Directions: Skip any picture you find and retype all the remaining lines exactly.

Exercise materials:

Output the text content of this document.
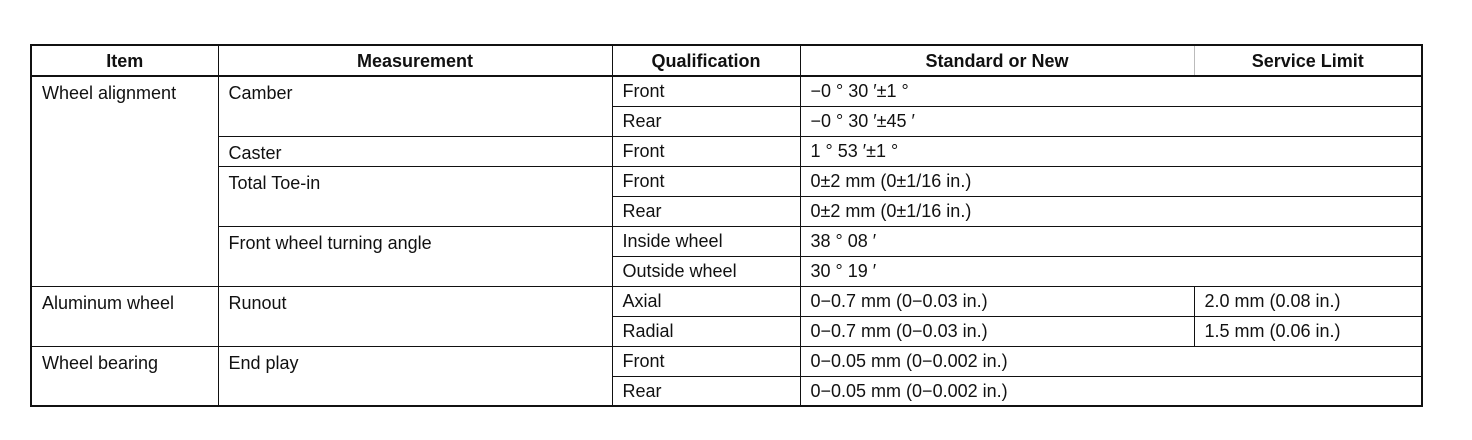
Item	Measurement	Qualification	Standard or New	Service Limit
Wheel alignment	Camber	Front	−0 ° 30 ′±1 °	
		Rear	−0 ° 30 ′±45 ′	
	Caster	Front	1 ° 53 ′±1 °	
	Total Toe-in	Front	0±2 mm (0±1/16 in.)	
		Rear	0±2 mm (0±1/16 in.)	
	Front wheel turning angle	Inside wheel	38 ° 08 ′	
		Outside wheel	30 ° 19 ′	
Aluminum wheel	Runout	Axial	0−0.7 mm (0−0.03 in.)	2.0 mm (0.08 in.)
		Radial	0−0.7 mm (0−0.03 in.)	1.5 mm (0.06 in.)
Wheel bearing	End play	Front	0−0.05 mm (0−0.002 in.)	
		Rear	0−0.05 mm (0−0.002 in.)	
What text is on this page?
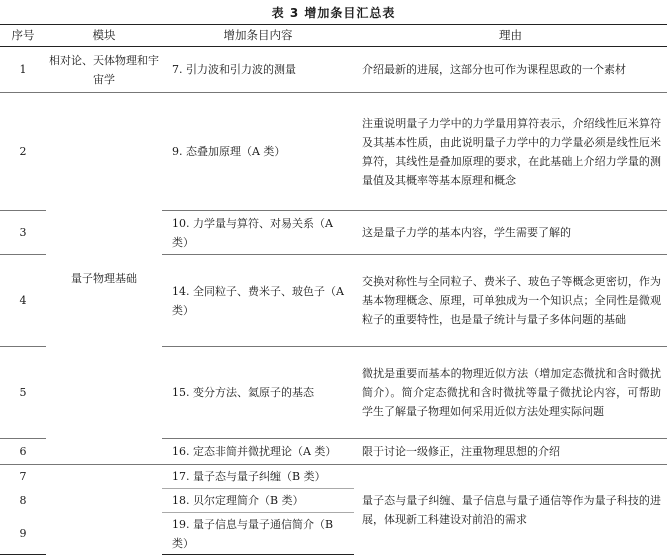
表 3 增加条目汇总表
序号	模块	增加条目内容	理由
1	相对论、天体物理和宇宙学	7. 引力波和引力波的测量	介绍最新的进展，这部分也可作为课程思政的一个素材
2	量子物理基础	9. 态叠加原理（A 类）	注重说明量子力学中的力学量用算符表示，介绍线性厄米算符及其基本性质，由此说明量子力学中的力学量必须是线性厄米算符，其线性是叠加原理的要求，在此基础上介绍力学量的测量值及其概率等基本原理和概念
3		10. 力学量与算符、对易关系（A 类）	这是量子力学的基本内容，学生需要了解的
4		14. 全同粒子、费米子、玻色子（A 类）	交换对称性与全同粒子、费米子、玻色子等概念更密切，作为基本物理概念、原理，可单独成为一个知识点；全同性是微观粒子的重要特性，也是量子统计与量子多体问题的基础
5		15. 变分方法、氦原子的基态	微扰是重要而基本的物理近似方法（增加定态微扰和含时微扰简介）。简介定态微扰和含时微扰等量子微扰论内容，可帮助学生了解量子物理如何采用近似方法处理实际问题
6		16. 定态非简并微扰理论（A 类）	限于讨论一级修正，注重物理思想的介绍
7		17. 量子态与量子纠缠（B 类）	量子态与量子纠缠、量子信息与量子通信等作为量子科技的进展，体现新工科建设对前沿的需求
8		18. 贝尔定理简介（B 类）	
9		19. 量子信息与量子通信简介（B 类）	
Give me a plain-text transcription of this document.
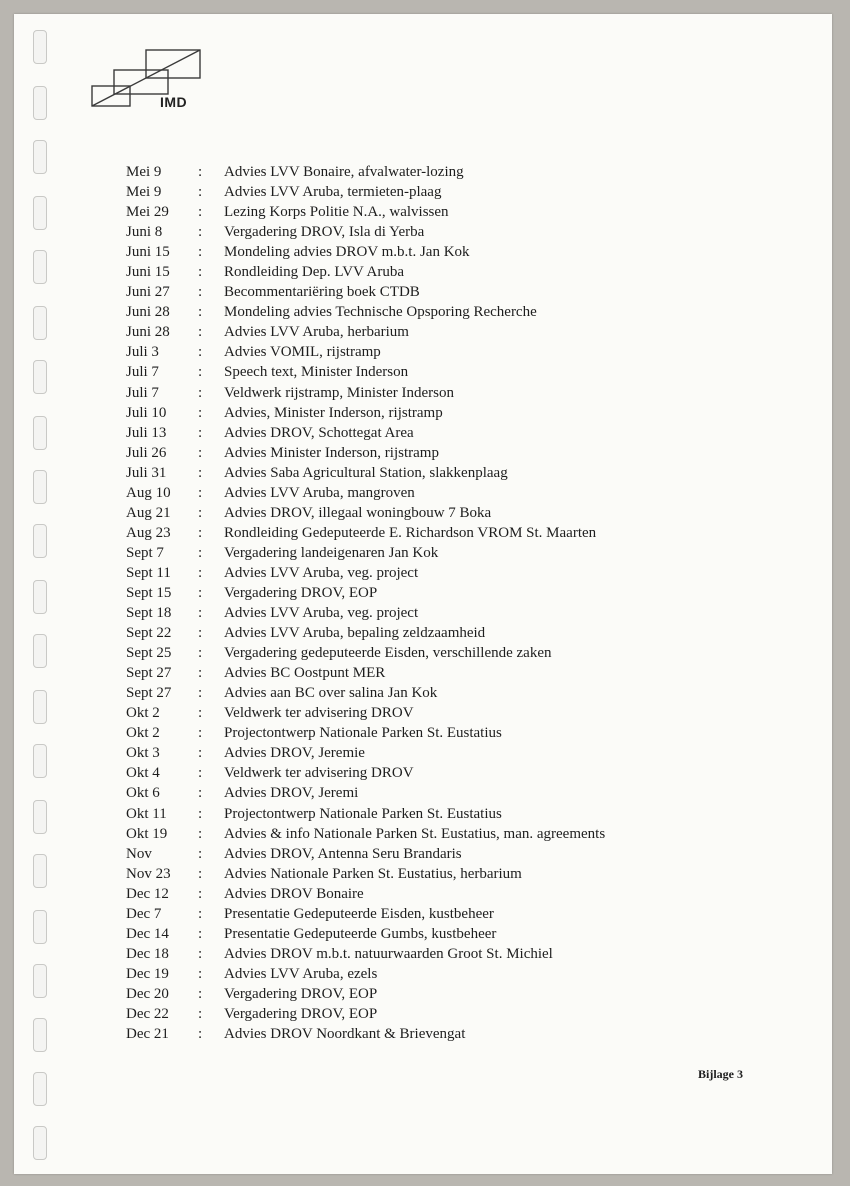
IMD
Mei 9 : Advies LVV Bonaire, afvalwater-lozing
Mei 9 : Advies LVV Aruba, termieten-plaag
Mei 29 : Lezing Korps Politie N.A., walvissen
Juni 8 : Vergadering DROV, Isla di Yerba
Juni 15 : Mondeling advies DROV m.b.t. Jan Kok
Juni 15 : Rondleiding Dep. LVV Aruba
Juni 27 : Becommentariëring boek CTDB
Juni 28 : Mondeling advies Technische Opsporing Recherche
Juni 28 : Advies LVV Aruba, herbarium
Juli 3	: Advies VOMIL, rijstramp
Juli 7	: Speech text, Minister Inderson
Juli 7	: Veldwerk rijstramp, Minister Inderson
Juli 10 : Advies, Minister Inderson, rijstramp
Juli 13 : Advies DROV, Schottegat Area
Juli 26 : Advies Minister Inderson, rijstramp
Juli 31 : Advies Saba Agricultural Station, slakkenplaag
Aug 10 : Advies LVV Aruba, mangroven
Aug 21 : Advies DROV, illegaal woningbouw 7 Boka
Aug 23 : Rondleiding Gedeputeerde E. Richardson VROM St. Maarten
Sept 7 : Vergadering landeigenaren Jan Kok
Sept 11 : Advies LVV Aruba, veg. project
Sept 15 : Vergadering DROV, EOP
Sept 18 : Advies LVV Aruba, veg. project
Sept 22 : Advies LVV Aruba, bepaling zeldzaamheid
Sept 25 : Vergadering gedeputeerde Eisden, verschillende zaken
Sept 27 : Advies BC Oostpunt MER
Sept 27 : Advies aan BC over salina Jan Kok
Okt 2	: Veldwerk ter advisering DROV
Okt 2	: Projectontwerp Nationale Parken St. Eustatius
Okt 3	: Advies DROV, Jeremie
Okt 4	: Veldwerk ter advisering DROV
Okt 6	: Advies DROV, Jeremi
Okt 11 : Projectontwerp Nationale Parken St. Eustatius
Okt 19 : Advies & info Nationale Parken St. Eustatius, man. agreements
Nov	: Advies DROV, Antenna Seru Brandaris
Nov 23 : Advies Nationale Parken St. Eustatius, herbarium
Dec 12 : Advies DROV Bonaire
Dec 7 : Presentatie Gedeputeerde Eisden, kustbeheer
Dec 14 : Presentatie Gedeputeerde Gumbs, kustbeheer
Dec 18 : Advies DROV m.b.t. natuurwaarden Groot St. Michiel
Dec 19 : Advies LVV Aruba, ezels
Dec 20 : Vergadering DROV, EOP
Dec 22 : Vergadering DROV, EOP
Dec 21 : Advies DROV Noordkant & Brievengat
Bijlage 3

Complete answer:
Output the text content of this document.
Item	Measurement	Qualification	Standard or New	Service Limit
Wheel alignment	Camber	Front	−0 ° 30 ′±1 °	
		Rear	−0 ° 30 ′±45 ′	
	Caster	Front	1 ° 53 ′±1 °	
	Total Toe-in	Front	0±2 mm (0±1/16 in.)	
		Rear	0±2 mm (0±1/16 in.)	
	Front wheel turning angle	Inside wheel	38 ° 08 ′	
		Outside wheel	30 ° 19 ′	
Aluminum wheel	Runout	Axial	0−0.7 mm (0−0.03 in.)	2.0 mm (0.08 in.)
		Radial	0−0.7 mm (0−0.03 in.)	1.5 mm (0.06 in.)
Wheel bearing	End play	Front	0−0.05 mm (0−0.002 in.)	
		Rear	0−0.05 mm (0−0.002 in.)	
What text is on this page?
表 3 增加条目汇总表
序号	模块	增加条目内容	理由
1	相对论、天体物理和宇宙学	7. 引力波和引力波的测量	介绍最新的进展，这部分也可作为课程思政的一个素材
2	量子物理基础	9. 态叠加原理（A 类）	注重说明量子力学中的力学量用算符表示，介绍线性厄米算符及其基本性质，由此说明量子力学中的力学量必须是线性厄米算符，其线性是叠加原理的要求，在此基础上介绍力学量的测量值及其概率等基本原理和概念
3		10. 力学量与算符、对易关系（A 类）	这是量子力学的基本内容，学生需要了解的
4		14. 全同粒子、费米子、玻色子（A 类）	交换对称性与全同粒子、费米子、玻色子等概念更密切，作为基本物理概念、原理，可单独成为一个知识点；全同性是微观粒子的重要特性，也是量子统计与量子多体问题的基础
5		15. 变分方法、氦原子的基态	微扰是重要而基本的物理近似方法（增加定态微扰和含时微扰简介）。简介定态微扰和含时微扰等量子微扰论内容，可帮助学生了解量子物理如何采用近似方法处理实际问题
6		16. 定态非简并微扰理论（A 类）	限于讨论一级修正，注重物理思想的介绍
7		17. 量子态与量子纠缠（B 类）	量子态与量子纠缠、量子信息与量子通信等作为量子科技的进展，体现新工科建设对前沿的需求
8		18. 贝尔定理简介（B 类）	
9		19. 量子信息与量子通信简介（B 类）	
Give me a plain-text transcription of this document.
IMD
Mei 9 : Advies LVV Bonaire, afvalwater-lozing
Mei 9 : Advies LVV Aruba, termieten-plaag
Mei 29 : Lezing Korps Politie N.A., walvissen
Juni 8 : Vergadering DROV, Isla di Yerba
Juni 15 : Mondeling advies DROV m.b.t. Jan Kok
Juni 15 : Rondleiding Dep. LVV Aruba
Juni 27 : Becommentariëring boek CTDB
Juni 28 : Mondeling advies Technische Opsporing Recherche
Juni 28 : Advies LVV Aruba, herbarium
Juli 3	: Advies VOMIL, rijstramp
Juli 7	: Speech text, Minister Inderson
Juli 7	: Veldwerk rijstramp, Minister Inderson
Juli 10 : Advies, Minister Inderson, rijstramp
Juli 13 : Advies DROV, Schottegat Area
Juli 26 : Advies Minister Inderson, rijstramp
Juli 31 : Advies Saba Agricultural Station, slakkenplaag
Aug 10 : Advies LVV Aruba, mangroven
Aug 21 : Advies DROV, illegaal woningbouw 7 Boka
Aug 23 : Rondleiding Gedeputeerde E. Richardson VROM St. Maarten
Sept 7 : Vergadering landeigenaren Jan Kok
Sept 11 : Advies LVV Aruba, veg. project
Sept 15 : Vergadering DROV, EOP
Sept 18 : Advies LVV Aruba, veg. project
Sept 22 : Advies LVV Aruba, bepaling zeldzaamheid
Sept 25 : Vergadering gedeputeerde Eisden, verschillende zaken
Sept 27 : Advies BC Oostpunt MER
Sept 27 : Advies aan BC over salina Jan Kok
Okt 2	: Veldwerk ter advisering DROV
Okt 2	: Projectontwerp Nationale Parken St. Eustatius
Okt 3	: Advies DROV, Jeremie
Okt 4	: Veldwerk ter advisering DROV
Okt 6	: Advies DROV, Jeremi
Okt 11 : Projectontwerp Nationale Parken St. Eustatius
Okt 19 : Advies & info Nationale Parken St. Eustatius, man. agreements
Nov	: Advies DROV, Antenna Seru Brandaris
Nov 23 : Advies Nationale Parken St. Eustatius, herbarium
Dec 12 : Advies DROV Bonaire
Dec 7 : Presentatie Gedeputeerde Eisden, kustbeheer
Dec 14 : Presentatie Gedeputeerde Gumbs, kustbeheer
Dec 18 : Advies DROV m.b.t. natuurwaarden Groot St. Michiel
Dec 19 : Advies LVV Aruba, ezels
Dec 20 : Vergadering DROV, EOP
Dec 22 : Vergadering DROV, EOP
Dec 21 : Advies DROV Noordkant & Brievengat
Bijlage 3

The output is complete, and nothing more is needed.